Work instructions: Scan the entries below. List each line with "контроля".

[Saved entries]
####################

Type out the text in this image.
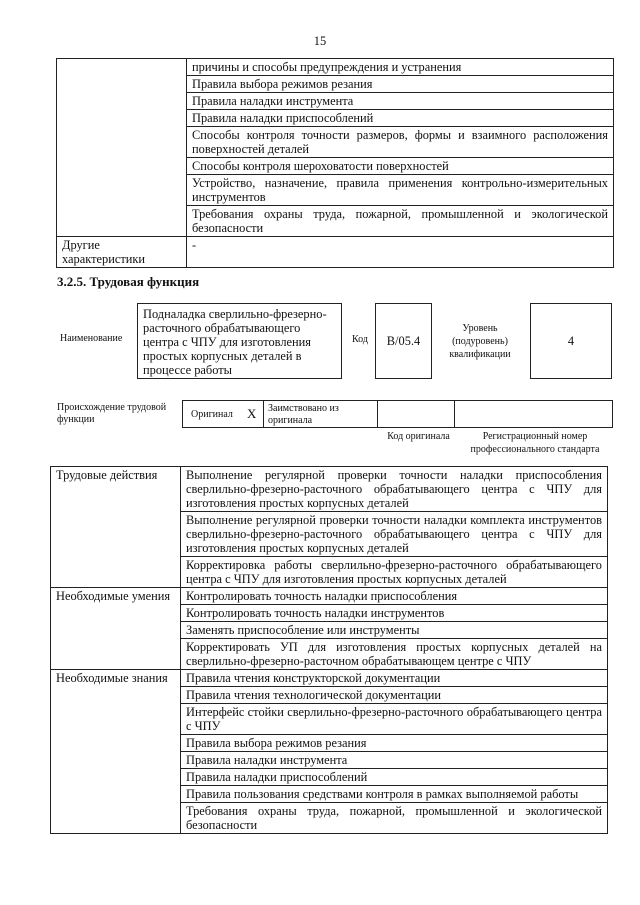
15
	причины и способы предупреждения и устранения
	Правила выбора режимов резания
	Правила наладки инструмента
	Правила наладки приспособлений
	Способы контроля точности размеров, формы и взаимного расположения поверхностей деталей
	Способы контроля шероховатости поверхностей
	Устройство, назначение, правила применения контрольно-измерительных инструментов
	Требования охраны труда, пожарной, промышленной и экологической безопасности
Другие характеристики	-
3.2.5. Трудовая функция
Наименование
Подналадка сверлильно-фрезерно-расточного обрабатывающего центра с ЧПУ для изготовления простых корпусных деталей в процессе работы
Код B/05.4
Уровень (подуровень) квалификации
4
Происхождение трудовой функции	Оригинал X Заимствовано из оригинала
Код оригинала	Регистрационный номер профессионального стандарта
Трудовые действия	Выполнение регулярной проверки точности наладки приспособления сверлильно-фрезерно-расточного обрабатывающего центра с ЧПУ для изготовления простых корпусных деталей
	Выполнение регулярной проверки точности наладки комплекта инструментов сверлильно-фрезерно-расточного обрабатывающего центра с ЧПУ для изготовления простых корпусных деталей
	Корректировка работы сверлильно-фрезерно-расточного обрабатывающего центра с ЧПУ для изготовления простых корпусных деталей
Необходимые умения	Контролировать точность наладки приспособления
	Контролировать точность наладки инструментов
	Заменять приспособление или инструменты
	Корректировать УП для изготовления простых корпусных деталей на сверлильно-фрезерно-расточном обрабатывающем центре с ЧПУ
Необходимые знания	Правила чтения конструкторской документации
	Правила чтения технологической документации
	Интерфейс стойки сверлильно-фрезерно-расточного обрабатывающего центра с ЧПУ
	Правила выбора режимов резания
	Правила наладки инструмента
	Правила наладки приспособлений
	Правила пользования средствами контроля в рамках выполняемой работы
	Требования охраны труда, пожарной, промышленной и экологической безопасности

####################

Output:
	Способы контроля точности размеров, формы и взаимного расположения поверхностей деталей
	Способы контроля шероховатости поверхностей
	Правила пользования средствами контроля в рамках выполняемой работы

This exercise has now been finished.